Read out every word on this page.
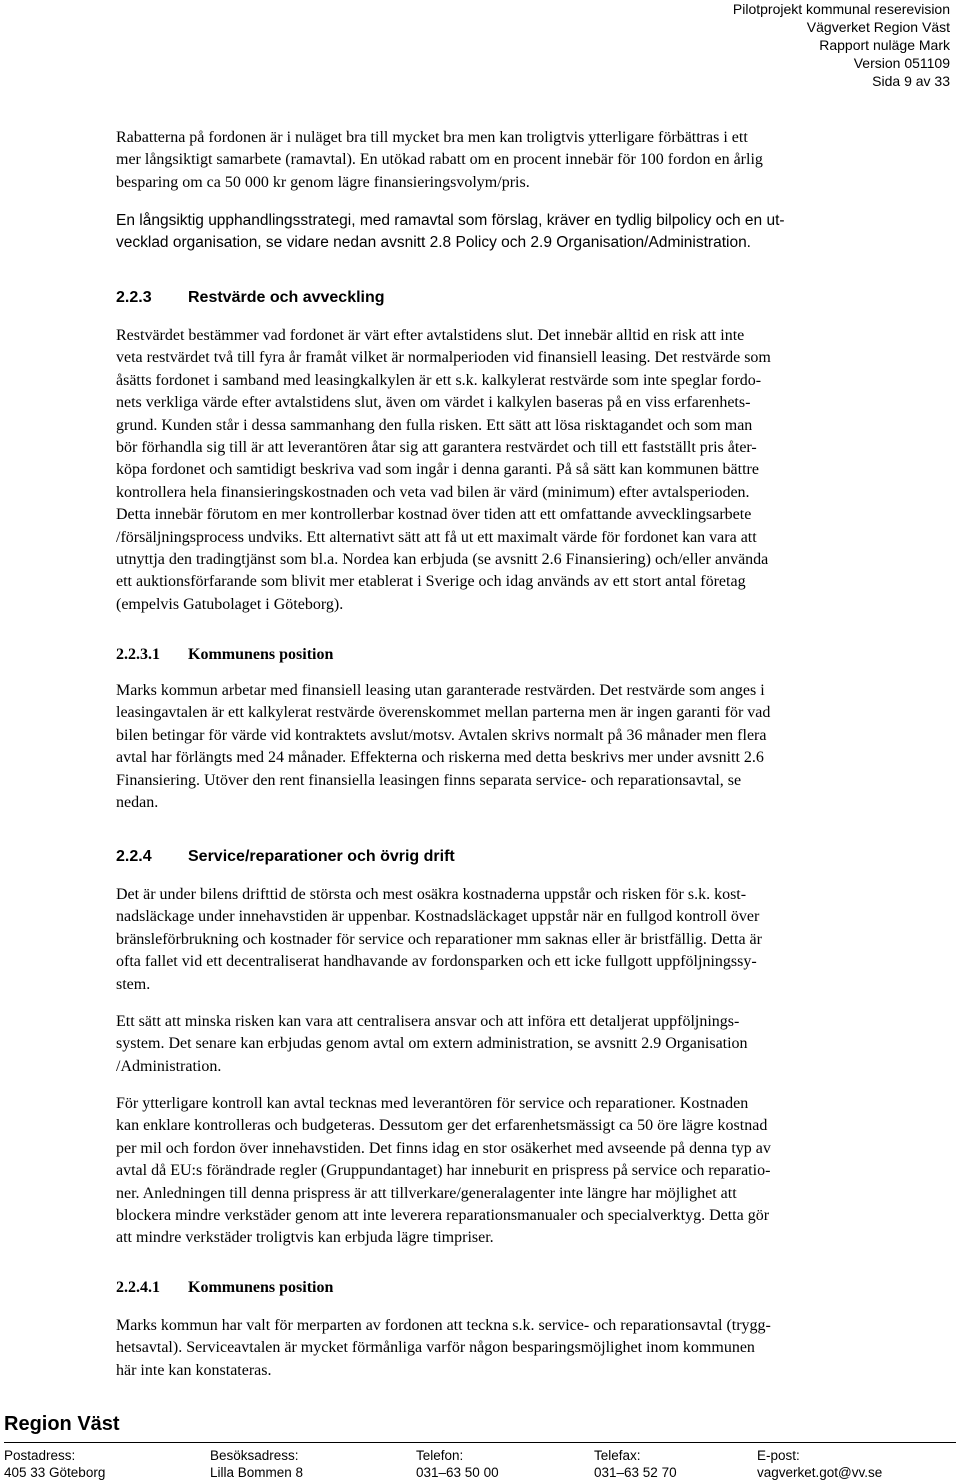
Pilotprojekt kommunal reserevision
Vägverket Region Väst
Rapport nuläge Mark
Version 051109
Sida 9 av 33

Rabatterna på fordonen är i nuläget bra till mycket bra men kan troligtvis ytterligare förbättras i ett
mer långsiktigt samarbete (ramavtal). En utökad rabatt om en procent innebär för 100 fordon en årlig
besparing om ca 50 000 kr genom lägre finansieringsvolym/pris.

En långsiktig upphandlingsstrategi, med ramavtal som förslag, kräver en tydlig bilpolicy och en ut-
vecklad organisation, se vidare nedan avsnitt 2.8 Policy och 2.9 Organisation/Administration.

2.2.3 Restvärde och avveckling

Restvärdet bestämmer vad fordonet är värt efter avtalstidens slut. Det innebär alltid en risk att inte
veta restvärdet två till fyra år framåt vilket är normalperioden vid finansiell leasing. Det restvärde som
åsätts fordonet i samband med leasingkalkylen är ett s.k. kalkylerat restvärde som inte speglar fordo-
nets verkliga värde efter avtalstidens slut, även om värdet i kalkylen baseras på en viss erfarenhets-
grund. Kunden står i dessa sammanhang den fulla risken. Ett sätt att lösa risktagandet och som man
bör förhandla sig till är att leverantören åtar sig att garantera restvärdet och till ett fastställt pris åter-
köpa fordonet och samtidigt beskriva vad som ingår i denna garanti. På så sätt kan kommunen bättre
kontrollera hela finansieringskostnaden och veta vad bilen är värd (minimum) efter avtalsperioden.
Detta innebär förutom en mer kontrollerbar kostnad över tiden att ett omfattande avvecklingsarbete
/försäljningsprocess undviks. Ett alternativt sätt att få ut ett maximalt värde för fordonet kan vara att
utnyttja den tradingtjänst som bl.a. Nordea kan erbjuda (se avsnitt 2.6 Finansiering) och/eller använda
ett auktionsförfarande som blivit mer etablerat i Sverige och idag används av ett stort antal företag
(empelvis Gatubolaget i Göteborg).

2.2.3.1 Kommunens position

Marks kommun arbetar med finansiell leasing utan garanterade restvärden. Det restvärde som anges i
leasingavtalen är ett kalkylerat restvärde överenskommet mellan parterna men är ingen garanti för vad
bilen betingar för värde vid kontraktets avslut/motsv. Avtalen skrivs normalt på 36 månader men flera
avtal har förlängts med 24 månader. Effekterna och riskerna med detta beskrivs mer under avsnitt 2.6
Finansiering. Utöver den rent finansiella leasingen finns separata service- och reparationsavtal, se
nedan.

2.2.4 Service/reparationer och övrig drift

Det är under bilens drifttid de största och mest osäkra kostnaderna uppstår och risken för s.k. kost-
nadsläckage under innehavstiden är uppenbar. Kostnadsläckaget uppstår när en fullgod kontroll över
bränsleförbrukning och kostnader för service och reparationer mm saknas eller är bristfällig. Detta är
ofta fallet vid ett decentraliserat handhavande av fordonsparken och ett icke fullgott uppföljningssy-
stem.

Ett sätt att minska risken kan vara att centralisera ansvar och att införa ett detaljerat uppföljnings-
system. Det senare kan erbjudas genom avtal om extern administration, se avsnitt 2.9 Organisation
/Administration.

För ytterligare kontroll kan avtal tecknas med leverantören för service och reparationer. Kostnaden
kan enklare kontrolleras och budgeteras. Dessutom ger det erfarenhetsmässigt ca 50 öre lägre kostnad
per mil och fordon över innehavstiden. Det finns idag en stor osäkerhet med avseende på denna typ av
avtal då EU:s förändrade regler (Gruppundantaget) har inneburit en prispress på service och reparatio-
ner. Anledningen till denna prispress är att tillverkare/generalagenter inte längre har möjlighet att
blockera mindre verkstäder genom att inte leverera reparationsmanualer och specialverktyg. Detta gör
att mindre verkstäder troligtvis kan erbjuda lägre timpriser.

2.2.4.1 Kommunens position

Marks kommun har valt för merparten av fordonen att teckna s.k. service- och reparationsavtal (trygg-
hetsavtal). Serviceavtalen är mycket förmånliga varför någon besparingsmöjlighet inom kommunen
här inte kan konstateras.

Region Väst
Postadress:
405 33 Göteborg
Besöksadress:
Lilla Bommen 8
Telefon:
031–63 50 00
Telefax:
031–63 52 70
E-post:
vagverket.got@vv.se
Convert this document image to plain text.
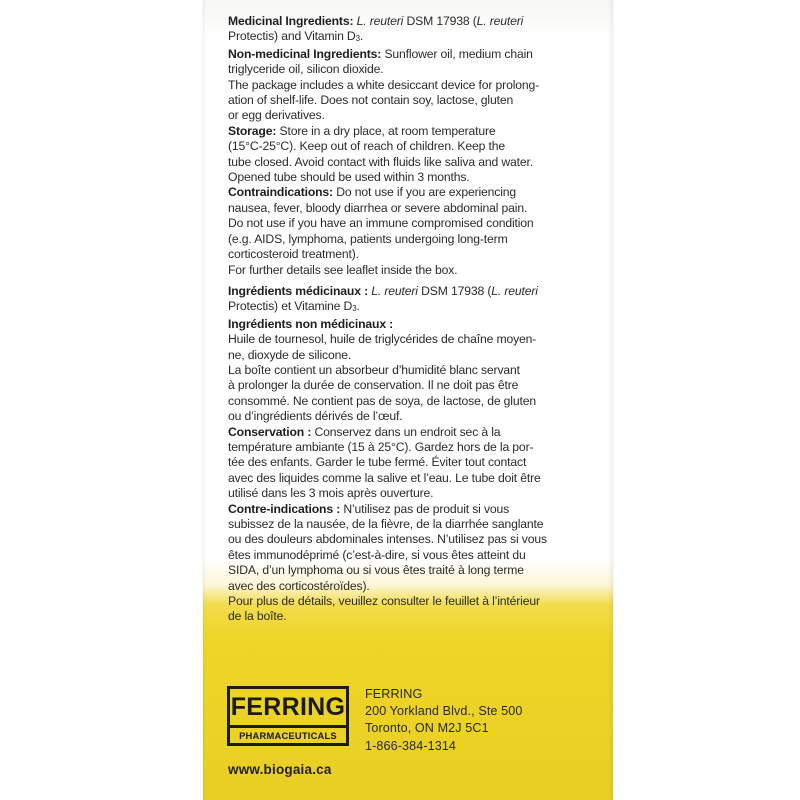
Medicinal Ingredients: L. reuteri DSM 17938 (L. reuteri

Protectis) and Vitamin D3.

Non-medicinal Ingredients: Sunflower oil, medium chain

triglyceride oil, silicon dioxide.

The package includes a white desiccant device for prolong-

ation of shelf-life. Does not contain soy, lactose, gluten

or egg derivatives.

Storage: Store in a dry place, at room temperature

(15°C-25°C). Keep out of reach of children. Keep the

tube closed. Avoid contact with fluids like saliva and water.

Opened tube should be used within 3 months.

Contraindications: Do not use if you are experiencing

nausea, fever, bloody diarrhea or severe abdominal pain.

Do not use if you have an immune compromised condition

(e.g. AIDS, lymphoma, patients undergoing long-term

corticosteroid treatment).

For further details see leaflet inside the box.

Ingrédients médicinaux : L. reuteri DSM 17938 (L. reuteri

Protectis) et Vitamine D3.

Ingrédients non médicinaux :

Huile de tournesol, huile de triglycérides de chaîne moyen-

ne, dioxyde de silicone.

La boîte contient un absorbeur d’humidité blanc servant

à prolonger la durée de conservation. Il ne doit pas être

consommé. Ne contient pas de soya, de lactose, de gluten

ou d’ingrédients dérivés de l’œuf.

Conservation : Conservez dans un endroit sec à la

température ambiante (15 à 25°C). Gardez hors de la por-

tée des enfants. Garder le tube fermé. Éviter tout contact

avec des liquides comme la salive et l’eau. Le tube doit être

utilisé dans les 3 mois après ouverture.

Contre-indications : N’utilisez pas de produit si vous

subissez de la nausée, de la fièvre, de la diarrhée sanglante

ou des douleurs abdominales intenses. N’utilisez pas si vous

êtes immunodéprimé (c’est-à-dire, si vous êtes atteint du

SIDA, d’un lymphoma ou si vous êtes traité à long terme

avec des corticostéroïdes).

Pour plus de détails, veuillez consulter le feuillet à l’intérieur

de la boîte.

FERRING
PHARMACEUTICALS
FERRING
200 Yorkland Blvd., Ste 500
Toronto, ON M2J 5C1
1-866-384-1314
www.biogaia.ca
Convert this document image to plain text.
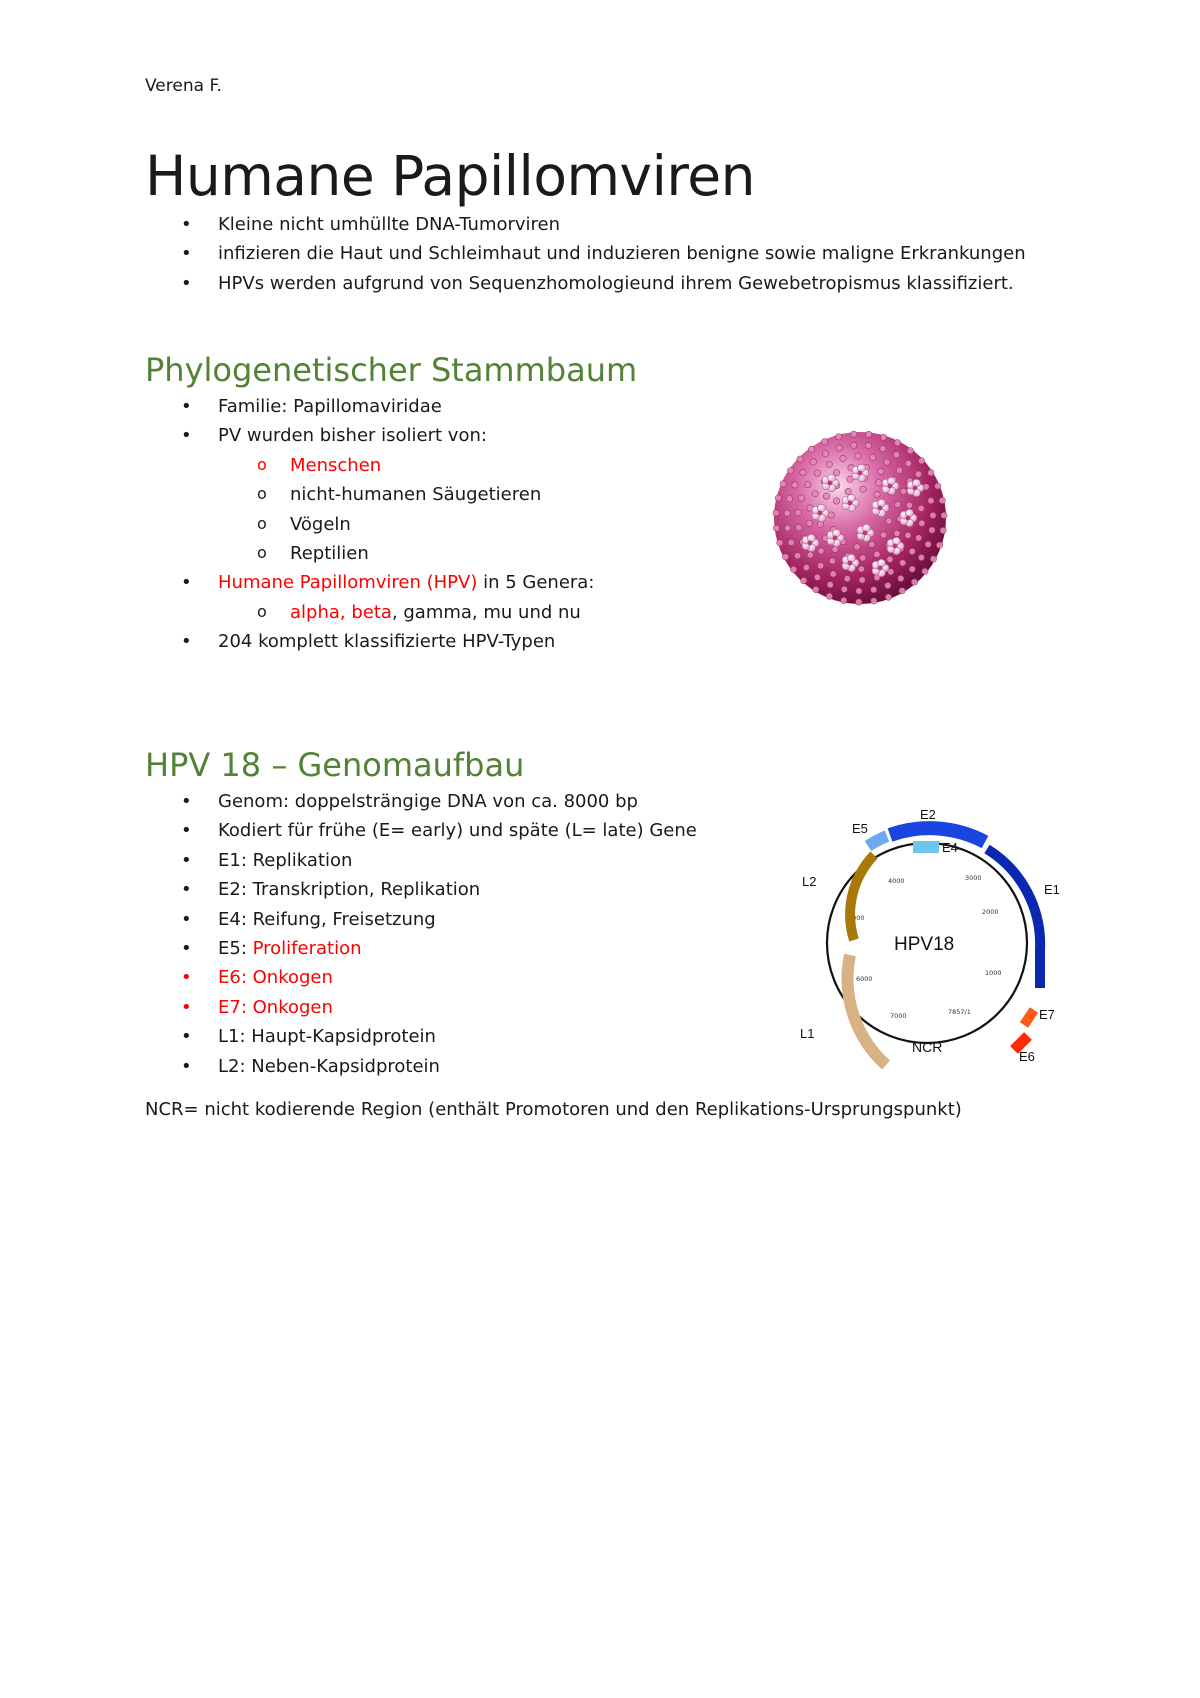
Verena F.
Humane Papillomviren
• Kleine nicht umhüllte DNA-Tumorviren
• infizieren die Haut und Schleimhaut und induzieren benigne sowie maligne Erkrankungen
• HPVs werden aufgrund von Sequenzhomologieund ihrem Gewebetropismus klassifiziert.
Phylogenetischer Stammbaum
• Familie: Papillomaviridae
• PV wurden bisher isoliert von:
o Menschen
o nicht-humanen Säugetieren
o Vögeln
o Reptilien
• Humane Papillomviren (HPV) in 5 Genera:
o alpha, beta, gamma, mu und nu
• 204 komplett klassifizierte HPV-Typen
HPV 18 – Genomaufbau
• Genom: doppelsträngige DNA von ca. 8000 bp
• Kodiert für frühe (E= early) und späte (L= late) Gene
• E1: Replikation
• E2: Transkription, Replikation
• E4: Reifung, Freisetzung
• E5: Proliferation
• E6: Onkogen
• E7: Onkogen
• L1: Haupt-Kapsidprotein
• L2: Neben-Kapsidprotein
NCR= nicht kodierende Region (enthält Promotoren und den Replikations-Ursprungspunkt)
3000
4000
2000
5000
1000
6000
7000	7857/1
E2
E5
E4
E1
L2
L1
E7
E6
NCR
HPV18
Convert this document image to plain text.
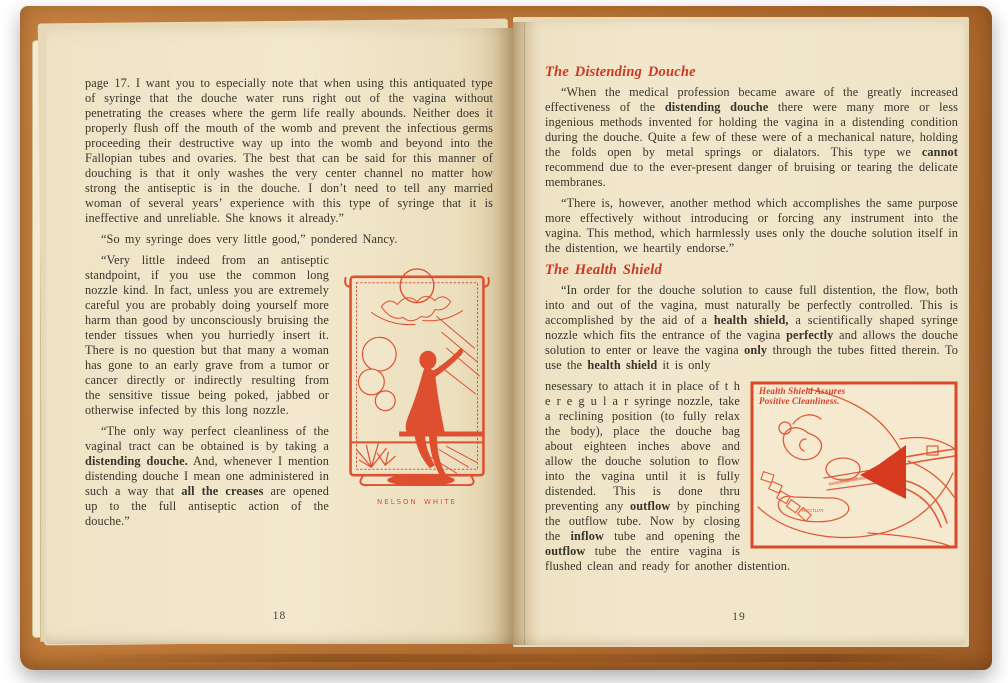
page 17. I want you to especially note that when using this antiquated type of syringe that the douche water runs right out of the vagina without penetrating the creases where the germ life really abounds. Neither does it properly flush off the mouth of the womb and prevent the infectious germs proceeding their destructive way up into the womb and beyond into the Fallopian tubes and ovaries. The best that can be said for this manner of douching is that it only washes the very center channel no matter how strong the antiseptic is in the douche. I don’t need to tell any married woman of several years’ experience with this type of syringe that it is ineffective and unreliable. She knows it already.”

“So my syringe does very little good,” pondered Nancy.

NELSON WHITE

“Very little indeed from an antiseptic standpoint, if you use the common long nozzle kind. In fact, unless you are extremely careful you are probably doing yourself more harm than good by unconsciously bruising the tender tissues when you hurriedly insert it. There is no question but that many a woman has gone to an early grave from a tumor or cancer directly or indirectly resulting from the sensitive tissue being poked, jabbed or otherwise infected by this long nozzle.

“The only way perfect cleanliness of the vaginal tract can be obtained is by taking a distending douche. And, whenever I mention distending douche I mean one administered in such a way that all the creases are opened up to the full antiseptic action of the douche.”

18
The Distending Douche

“When the medical profession became aware of the greatly increased effectiveness of the distending douche there were many more or less ingenious methods invented for holding the vagina in a distending condition during the douche. Quite a few of these were of a mechanical nature, holding the folds open by metal springs or dialators. This type we cannot recommend due to the ever-present danger of bruising or tearing the delicate membranes.

“There is, however, another method which accomplishes the same purpose more effectively without introducing or forcing any instrument into the vagina. This method, which harmlessly uses only the douche solution itself in the distention, we heartily endorse.”

The Health Shield

“In order for the douche solution to cause full distention, the flow, both into and out of the vagina, must naturally be perfectly controlled. This is accomplished by the aid of a health shield, a scientifically shaped syringe nozzle which fits the entrance of the vagina perfectly and allows the douche solution to enter or leave the vagina only through the tubes fitted therein. To use the health shield it is only

Vagina
Rectum
Health Shield Assures
Positive Cleanliness.

nesessary to attach it in place of t h e r e g u l a r syringe nozzle, take a reclining position (to fully relax the body), place the douche bag about eighteen inches above and allow the douche solution to flow into the vagina until it is fully distended. This is done thru preventing any outflow by pinching the outflow tube. Now by closing the inflow tube and opening the outflow tube the entire vagina is flushed clean and ready for another distention.

19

----------

Problem statement: Where does the string "mindre" occur in the material? Copy every line where it does.

Solution:
blockera mindre verkstäder genom att inte leverera reparationsmanualer och specialverktyg. Detta gör
att mindre verkstäder troligtvis kan erbjuda lägre timpriser.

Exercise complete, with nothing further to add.